ISSN 1308-8483

DİREN FOÇA BÖLÜNME
Periskop   

Seyfi GÜL    
  Yayın Tarihi: 25.9.2013    


DİREN FOÇA BÖLÜNME


Çocukluğumdan beri gelip gittiğim, 12 yıldır aralıksız ve de pekte bir yerlere gitme ihtiyacı duymadan yaşadığım Foça seçim süreciyle birlikte karakter değiştirir bir havaya büründü. Bazı eski dostların bile arasına karakedi girdi. Selam sabah ya kesildi, ya zorakiye döner oldu.

Oysa biz dilimiz döndüğünce bu dünya güzelini, sabah kalktığında, herkesin gördüğü herkese “Günaydın” diyebildiği, bir tahta iskelede, bir bankta yan yana düştüğü kişiyle kaygısız korkusuz muhabbet edebildiği, sokak çeşmelerinde “acelen varsa önce sen buyur” denilip sıraların verildiği, ruhunda sevgi, doğasında sanat, yüreğinde güzellikler taşıyan insanların kenti diye anlatırız.

Her güzelin kusuru var tabii. Bu dünya güzelinde de yaşadığının farkında olmayanlar, arkadaşına kazık atanlar, dolandıranlar, kentini provakasyon malzemesi olarak kullananlar, meslektaşını gammazlayanlar, üçü beşi geçmeyen dedikoducu grubuyla can dostların bile arasına nifak sokup, çıkan şamataya karşıdan bakarak kıs kıs gülenler var.

Onlar ki ayrımcılıkta sınır tanımazlar. Foça’da doğanlar doğmayanlar, ana karadan gelenler, adalardan gelenler, Limni’den gelenler, Midilli’den gelenler, Girit’ten gelenler, önceden gelenler sonradan gelenler, kentten gelenler, köyden gelenler… Uzatır giderler.

Mimar Ercüment Kuyumcu festival kapsamındaki bir söyleşide, bu ayrımcılığa dikkat çekti, “Neo Mübadiller” kavramını ortaya attı ve dedi ki “Bu neo mübadilleri Foça’nın siyasi, sosyal ve kültürel yaşamına bir şekilde dahil etmeliyiz. Aralarında şehir plancıları, tıp doktorları, mühendisler, sanatçılar, yazarlar, doçentler, profesörler var. Bu yetişmiş, konularında uzman ve az bulunur insanlardan yararlanmalıyız. Kaliteyi yükseltmek için siyasi hayata da katmalıyız. Foça’da iki siyasi oluşum vardır. Bir tanesi paramparçadır. Ne olduğu belli değildir. Bir isim üzerine gider. Diğeri örgütlü bir yapıdır. Yerelde iktidar partisidir. Ve bu partide hemen hemen hiç neo mübadil yoktur. Kimseye teklif verilmemiştir. Hiçbir şekilde onlardan faydalanılmaz. Kendi içinde kapalı bir kutudur. Diğer siyasi oluşumlar için de durum çok farklı değildir.”

- [Gösterilen kayıtlar]:
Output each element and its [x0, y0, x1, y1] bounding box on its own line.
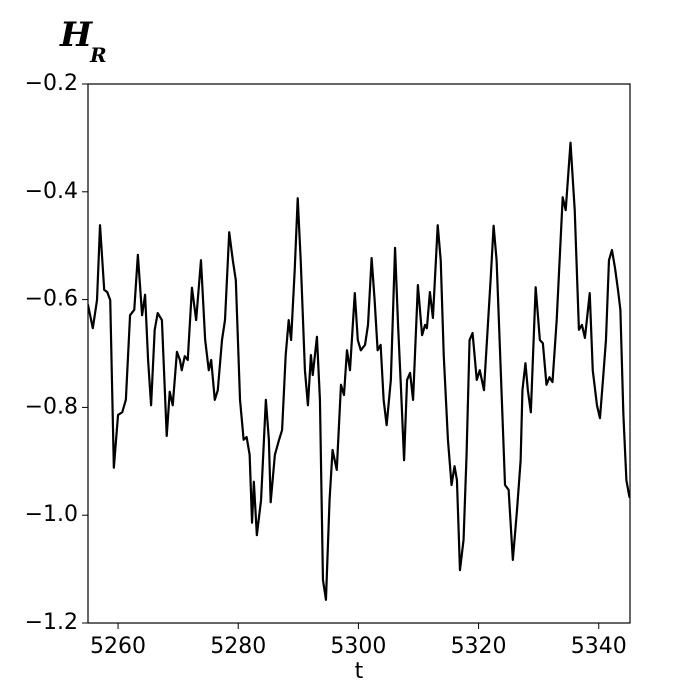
data-line	[88, 141, 630, 601]
y-tick-label: −0.8	[25, 394, 78, 419]
chart-title: H	[59, 15, 94, 55]
y-tick-label: −1.2	[25, 610, 78, 635]
y-tick-label: −0.4	[25, 179, 78, 204]
x-tick-label: 5260	[90, 634, 146, 659]
x-tick-label: 5340	[571, 634, 627, 659]
x-tick-label: 5320	[451, 634, 507, 659]
y-tick-label: −0.2	[25, 71, 78, 96]
chart-title-subscript: R	[89, 43, 107, 67]
y-tick-label: −1.0	[25, 502, 78, 527]
x-axis-label: t	[355, 659, 364, 684]
plot-frame	[87, 83, 631, 624]
x-tick-label: 5280	[210, 634, 266, 659]
y-tick-label: −0.6	[25, 287, 78, 312]
x-tick-label: 5300	[330, 634, 386, 659]
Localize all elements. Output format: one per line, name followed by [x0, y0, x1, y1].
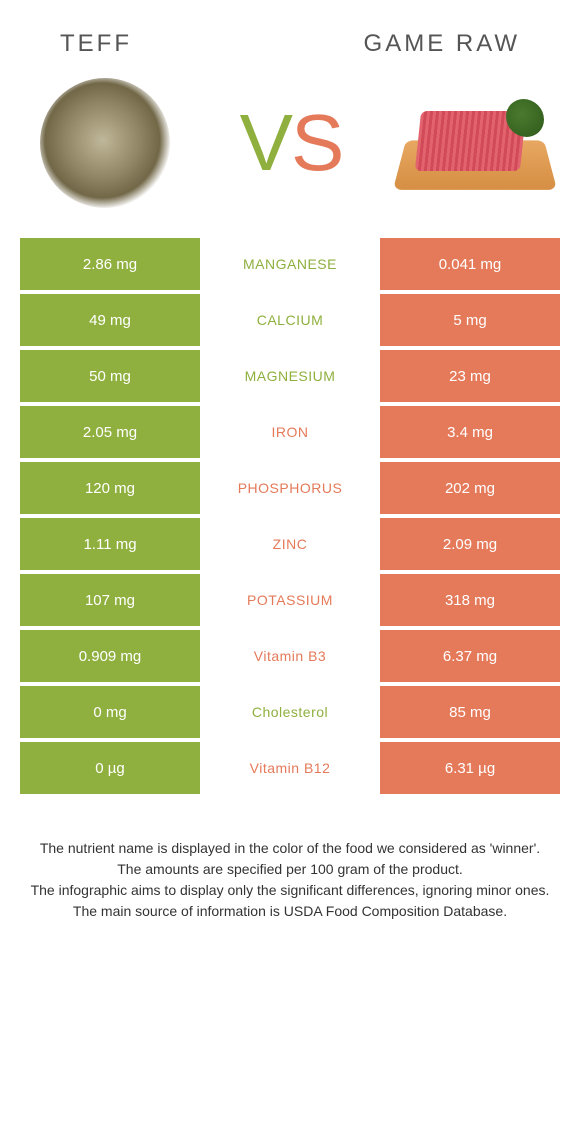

- [Yapılacaklar]:
- A) Foça üzerine olan alıntıya göre şu soruları yanıtlayın:
(i) Yazar kaç yıldır Foça'da aralıksız yaşıyor?
(ii) Ercüment Kuyumcu hangi kavramı ortaya attı?
(iii) Kuyumcu'ya göre Foça'da kaç siyasi oluşum vardır?
- B) Aşağıdaki ifadelerin Foça üzerine olan alıntıyla uyuşup uyuşmadığını belirtin. Her birine evet ya da hayır deyin ve kararı veren sözleri alıntıdan aynen aktarın.
(i) Kuyumcu bu sözleri bir festival söyleşisinde söyledi.
(ii) Yerelde iktidar olan partide çok sayıda neo mübadil bulunur.
(iii) Yazar, Foça'ya çocukluğundan beri gelip gidiyor.
Listeleme, alıntıdan ayrı bir malzemedir.

- [Beklenen yanıtlar]:
- A)
(i) 12 yıldır.
(ii) "Neo Mübadiller" kavramını.
(iii) İki.

- B)
(i) Evet: "festival kapsamındaki bir söyleşide"
(ii) Hayır: "Ve bu partide hemen hemen hiç neo mübadil yoktur."
(iii) Evet: "Çocukluğumdan beri gelip gittiğim"